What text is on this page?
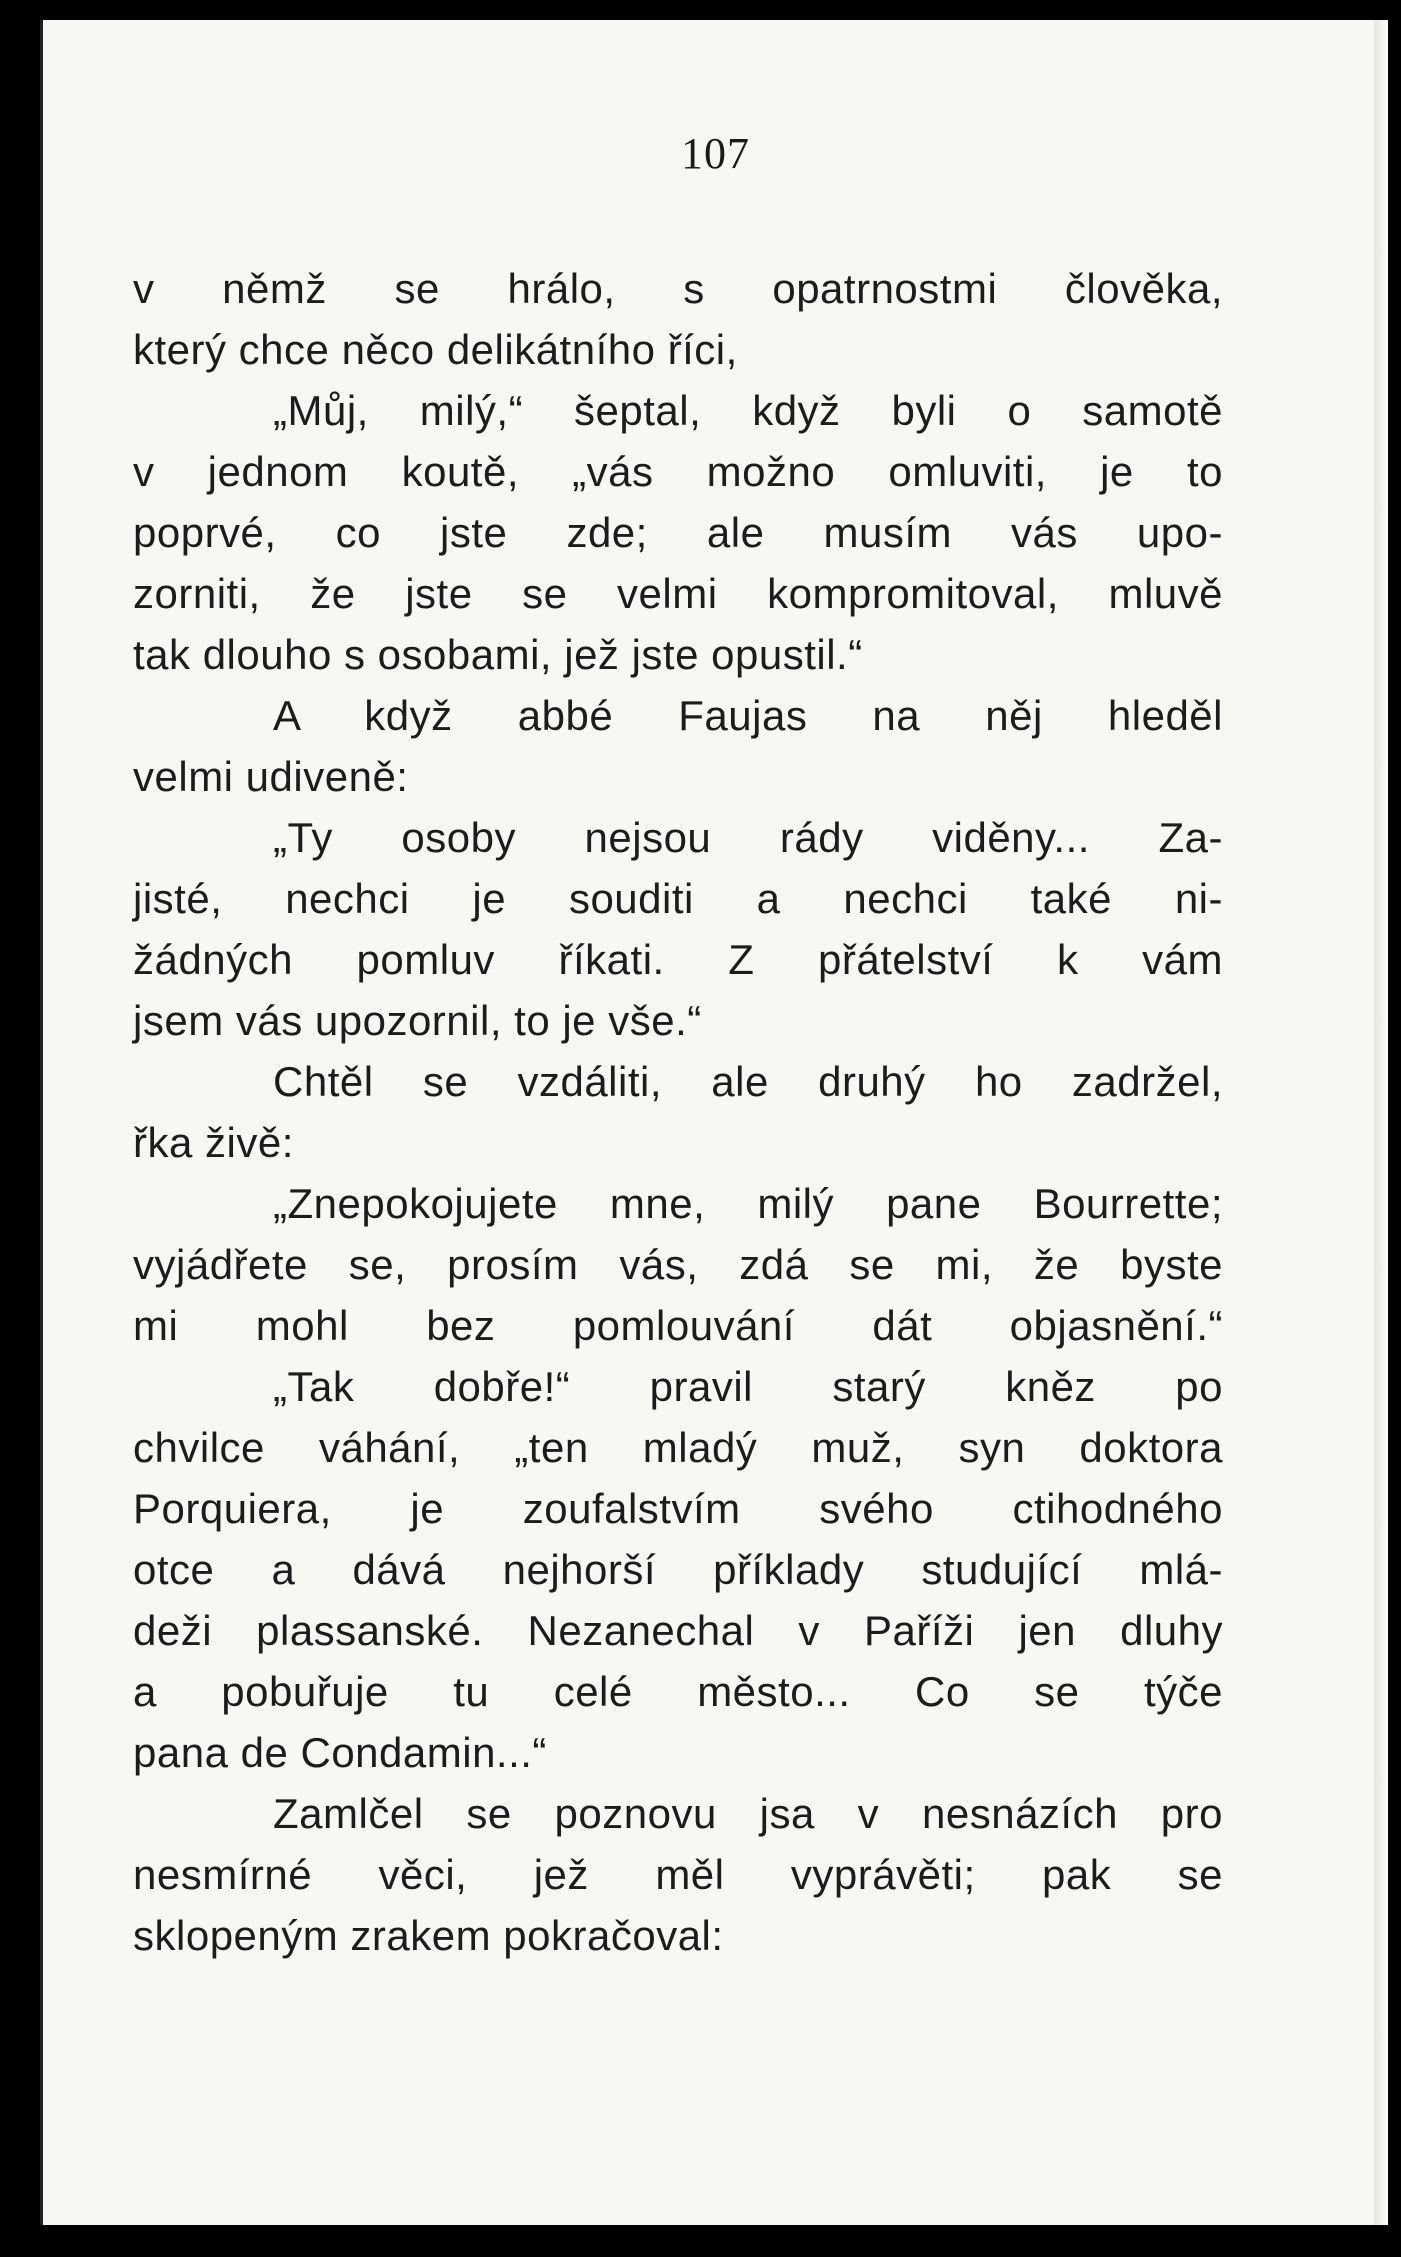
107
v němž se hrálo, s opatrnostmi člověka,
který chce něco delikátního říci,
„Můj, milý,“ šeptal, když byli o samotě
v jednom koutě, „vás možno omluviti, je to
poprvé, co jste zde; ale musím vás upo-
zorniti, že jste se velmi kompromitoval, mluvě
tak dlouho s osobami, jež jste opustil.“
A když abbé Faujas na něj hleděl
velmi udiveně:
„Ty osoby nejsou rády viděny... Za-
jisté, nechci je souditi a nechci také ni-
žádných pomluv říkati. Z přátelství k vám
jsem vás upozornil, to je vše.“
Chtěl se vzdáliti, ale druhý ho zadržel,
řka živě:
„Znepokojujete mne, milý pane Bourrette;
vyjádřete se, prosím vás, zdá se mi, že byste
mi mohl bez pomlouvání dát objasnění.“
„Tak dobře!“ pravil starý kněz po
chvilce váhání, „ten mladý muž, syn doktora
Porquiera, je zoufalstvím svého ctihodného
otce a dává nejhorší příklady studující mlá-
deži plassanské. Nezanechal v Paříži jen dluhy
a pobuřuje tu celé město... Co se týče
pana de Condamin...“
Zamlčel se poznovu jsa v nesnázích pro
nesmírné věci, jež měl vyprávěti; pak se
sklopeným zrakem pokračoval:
········
> _SHORT TASK_
Reproduce all the records verbatim, excluding images.

> _FINAL ANSWER_
What text is on this page?
107
v němž se hrálo, s opatrnostmi člověka,
který chce něco delikátního říci,
„Můj, milý,“ šeptal, když byli o samotě
v jednom koutě, „vás možno omluviti, je to
poprvé, co jste zde; ale musím vás upo-
zorniti, že jste se velmi kompromitoval, mluvě
tak dlouho s osobami, jež jste opustil.“
A když abbé Faujas na něj hleděl
velmi udiveně:
„Ty osoby nejsou rády viděny... Za-
jisté, nechci je souditi a nechci také ni-
žádných pomluv říkati. Z přátelství k vám
jsem vás upozornil, to je vše.“
Chtěl se vzdáliti, ale druhý ho zadržel,
řka živě:
„Znepokojujete mne, milý pane Bourrette;
vyjádřete se, prosím vás, zdá se mi, že byste
mi mohl bez pomlouvání dát objasnění.“
„Tak dobře!“ pravil starý kněz po
chvilce váhání, „ten mladý muž, syn doktora
Porquiera, je zoufalstvím svého ctihodného
otce a dává nejhorší příklady studující mlá-
deži plassanské. Nezanechal v Paříži jen dluhy
a pobuřuje tu celé město... Co se týče
pana de Condamin...“
Zamlčel se poznovu jsa v nesnázích pro
nesmírné věci, jež měl vyprávěti; pak se
sklopeným zrakem pokračoval:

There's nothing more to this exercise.